▸ **Problem statement**
Every line below that carries the word "laptop" needs to be copied.

Collected data
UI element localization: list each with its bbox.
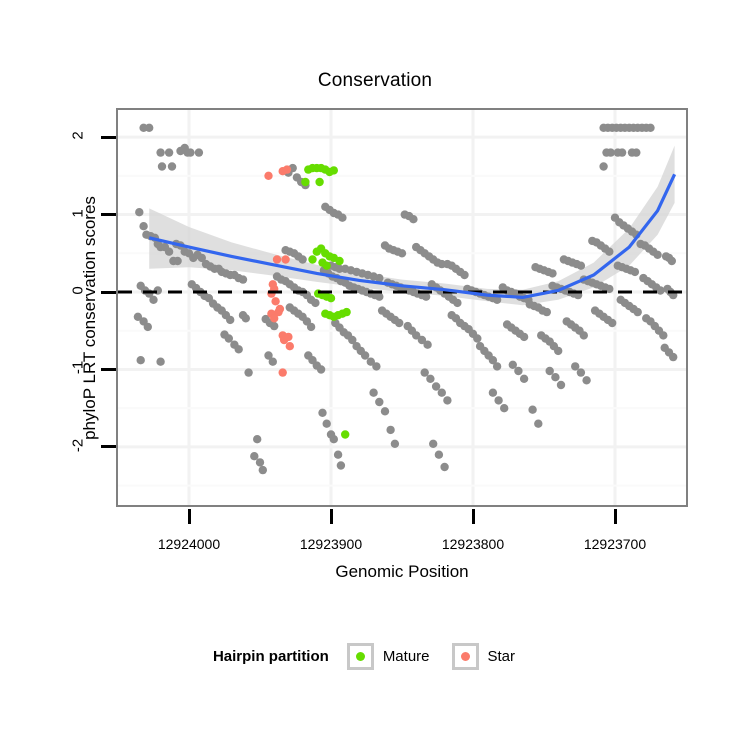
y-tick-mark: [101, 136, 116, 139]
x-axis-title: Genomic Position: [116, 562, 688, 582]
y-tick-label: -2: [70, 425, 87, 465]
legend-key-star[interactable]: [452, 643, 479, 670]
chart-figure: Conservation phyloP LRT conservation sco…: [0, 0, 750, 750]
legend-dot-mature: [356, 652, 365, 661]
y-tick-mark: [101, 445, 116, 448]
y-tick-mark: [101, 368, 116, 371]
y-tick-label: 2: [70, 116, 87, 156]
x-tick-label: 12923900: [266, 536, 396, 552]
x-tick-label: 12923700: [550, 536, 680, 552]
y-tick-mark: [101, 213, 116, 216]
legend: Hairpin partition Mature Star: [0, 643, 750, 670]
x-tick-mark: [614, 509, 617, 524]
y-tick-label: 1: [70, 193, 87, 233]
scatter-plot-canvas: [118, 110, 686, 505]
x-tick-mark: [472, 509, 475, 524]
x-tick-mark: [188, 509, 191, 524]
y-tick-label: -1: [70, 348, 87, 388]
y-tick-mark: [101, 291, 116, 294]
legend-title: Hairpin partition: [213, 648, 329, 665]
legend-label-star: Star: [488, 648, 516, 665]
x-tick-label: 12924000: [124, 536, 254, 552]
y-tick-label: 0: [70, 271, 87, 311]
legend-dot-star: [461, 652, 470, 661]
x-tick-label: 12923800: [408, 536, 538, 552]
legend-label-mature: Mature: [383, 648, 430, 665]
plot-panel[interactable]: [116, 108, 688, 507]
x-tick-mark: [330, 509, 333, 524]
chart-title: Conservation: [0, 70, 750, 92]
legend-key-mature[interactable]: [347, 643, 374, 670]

---

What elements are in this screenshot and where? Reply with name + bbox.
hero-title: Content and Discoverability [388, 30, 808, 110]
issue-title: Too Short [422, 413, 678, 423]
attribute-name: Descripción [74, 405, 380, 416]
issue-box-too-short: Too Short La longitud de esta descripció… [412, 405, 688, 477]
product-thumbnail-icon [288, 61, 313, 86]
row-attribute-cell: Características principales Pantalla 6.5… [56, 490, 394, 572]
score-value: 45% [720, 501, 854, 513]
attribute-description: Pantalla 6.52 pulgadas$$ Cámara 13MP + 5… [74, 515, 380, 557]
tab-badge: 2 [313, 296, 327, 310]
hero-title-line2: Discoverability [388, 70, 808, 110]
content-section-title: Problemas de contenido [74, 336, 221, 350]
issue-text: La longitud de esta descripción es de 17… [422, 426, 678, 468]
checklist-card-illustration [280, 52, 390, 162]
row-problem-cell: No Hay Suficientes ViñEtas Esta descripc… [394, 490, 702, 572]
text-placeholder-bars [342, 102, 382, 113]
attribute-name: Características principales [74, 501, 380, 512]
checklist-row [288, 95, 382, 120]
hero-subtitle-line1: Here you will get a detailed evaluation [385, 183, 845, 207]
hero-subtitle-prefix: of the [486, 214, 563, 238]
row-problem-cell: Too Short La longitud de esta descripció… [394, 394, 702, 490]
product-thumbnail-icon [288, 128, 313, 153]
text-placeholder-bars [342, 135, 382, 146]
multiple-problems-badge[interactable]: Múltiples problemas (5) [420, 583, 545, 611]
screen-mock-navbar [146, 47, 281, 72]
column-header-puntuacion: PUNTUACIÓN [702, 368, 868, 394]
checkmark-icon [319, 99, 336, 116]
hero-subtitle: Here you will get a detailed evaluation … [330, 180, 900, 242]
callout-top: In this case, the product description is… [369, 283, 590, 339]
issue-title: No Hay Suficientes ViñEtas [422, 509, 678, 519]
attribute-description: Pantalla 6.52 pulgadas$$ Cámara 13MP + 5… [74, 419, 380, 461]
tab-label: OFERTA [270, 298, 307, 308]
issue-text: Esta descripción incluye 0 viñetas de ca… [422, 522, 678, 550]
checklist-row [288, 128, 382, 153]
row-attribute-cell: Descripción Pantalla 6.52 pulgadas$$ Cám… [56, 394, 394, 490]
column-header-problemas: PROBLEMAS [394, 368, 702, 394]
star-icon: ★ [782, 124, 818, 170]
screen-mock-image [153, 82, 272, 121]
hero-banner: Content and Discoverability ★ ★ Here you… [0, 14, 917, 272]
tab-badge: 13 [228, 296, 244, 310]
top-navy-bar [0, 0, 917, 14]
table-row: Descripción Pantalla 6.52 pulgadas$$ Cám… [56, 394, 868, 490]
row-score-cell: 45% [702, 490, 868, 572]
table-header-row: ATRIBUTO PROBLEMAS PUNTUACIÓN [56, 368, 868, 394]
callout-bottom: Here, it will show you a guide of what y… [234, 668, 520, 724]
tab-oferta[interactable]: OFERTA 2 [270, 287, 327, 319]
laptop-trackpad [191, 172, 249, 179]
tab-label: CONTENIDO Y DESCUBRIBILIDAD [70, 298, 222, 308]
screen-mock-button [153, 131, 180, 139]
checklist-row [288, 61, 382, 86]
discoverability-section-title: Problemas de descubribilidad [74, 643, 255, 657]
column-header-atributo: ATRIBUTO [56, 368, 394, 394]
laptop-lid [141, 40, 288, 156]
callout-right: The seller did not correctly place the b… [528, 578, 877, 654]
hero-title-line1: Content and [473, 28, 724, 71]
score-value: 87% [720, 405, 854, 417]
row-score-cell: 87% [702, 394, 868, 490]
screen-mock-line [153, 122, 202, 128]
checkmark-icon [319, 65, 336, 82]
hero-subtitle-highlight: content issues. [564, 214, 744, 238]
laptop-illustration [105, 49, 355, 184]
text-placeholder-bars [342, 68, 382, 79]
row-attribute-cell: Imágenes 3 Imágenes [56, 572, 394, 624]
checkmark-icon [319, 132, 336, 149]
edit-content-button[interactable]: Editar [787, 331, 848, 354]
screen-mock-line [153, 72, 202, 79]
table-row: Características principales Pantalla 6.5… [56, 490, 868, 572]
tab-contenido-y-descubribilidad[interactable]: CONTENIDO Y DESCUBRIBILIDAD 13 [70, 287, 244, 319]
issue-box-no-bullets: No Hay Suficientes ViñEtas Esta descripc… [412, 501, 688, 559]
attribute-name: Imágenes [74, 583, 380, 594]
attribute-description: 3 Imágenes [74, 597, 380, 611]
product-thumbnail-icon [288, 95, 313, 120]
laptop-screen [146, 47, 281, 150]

▸ **Solution**
laptop-trackpad [191, 172, 249, 179]
laptop-lid [141, 40, 288, 156]
laptop-illustration [105, 49, 355, 184]
laptop-screen [146, 47, 281, 150]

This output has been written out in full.